— Start GIVEN RECORDS —

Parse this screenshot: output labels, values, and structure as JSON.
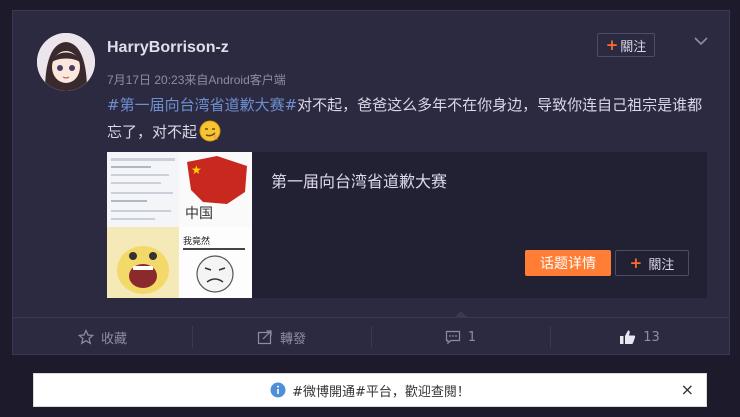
{
  "post": {
    "username": "HarryBorrison-z",
    "timestamp": "7月17日 20:23",
    "source": "来自Android客户端",
    "follow_label": "關注",
    "content_tag": "#第一届向台湾省道歉大赛#",
    "content_text": "对不起，爸爸这么多年不在你身边，导致你连自己祖宗是谁都忘了，对不起",
    "emoji": "smirk-emoji"
  },
  "topic_card": {
    "title": "第一届向台湾省道歉大赛",
    "image_caption_1": "中国",
    "image_caption_2": "我竟然",
    "detail_label": "话题详情",
    "follow_label": "關注"
  },
  "actions": {
    "favorite_label": "收藏",
    "repost_label": "轉發",
    "comment_count": "1",
    "like_count": "13"
  },
  "notice": {
    "text": "#微博開通#平台，歡迎查閱！",
    "close": "×"
  },
  "colors": {
    "background": "#1c1a2b",
    "card": "#2c2a40",
    "accent": "#ff7d35",
    "tag": "#6d8fd0"
  }
}
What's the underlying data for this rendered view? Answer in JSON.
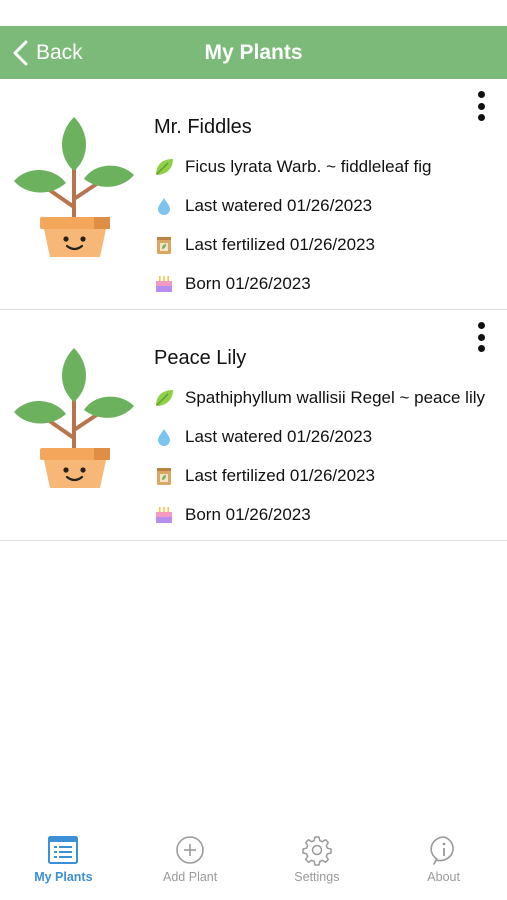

— End GIVEN RECORDS —

WHAT YOU HAVE TO DO –
Leaving all pictures aside, quote each record exactly.

WRITTEN ANSWER –
Parse this screenshot: output labels, values, and structure as JSON.
{
  "post": {
    "username": "HarryBorrison-z",
    "timestamp": "7月17日 20:23",
    "source": "来自Android客户端",
    "follow_label": "關注",
    "content_tag": "#第一届向台湾省道歉大赛#",
    "content_text": "对不起，爸爸这么多年不在你身边，导致你连自己祖宗是谁都忘了，对不起",
    "emoji": "smirk-emoji"
  },
  "topic_card": {
    "title": "第一届向台湾省道歉大赛",
    "image_caption_1": "中国",
    "image_caption_2": "我竟然",
    "detail_label": "话题详情",
    "follow_label": "關注"
  },
  "actions": {
    "favorite_label": "收藏",
    "repost_label": "轉發",
    "comment_count": "1",
    "like_count": "13"
  },
  "notice": {
    "text": "#微博開通#平台，歡迎查閱！",
    "close": "×"
  },
  "colors": {
    "background": "#1c1a2b",
    "card": "#2c2a40",
    "accent": "#ff7d35",
    "tag": "#6d8fd0"
  }
}
What's the underlying data for this rendered view? Answer in JSON.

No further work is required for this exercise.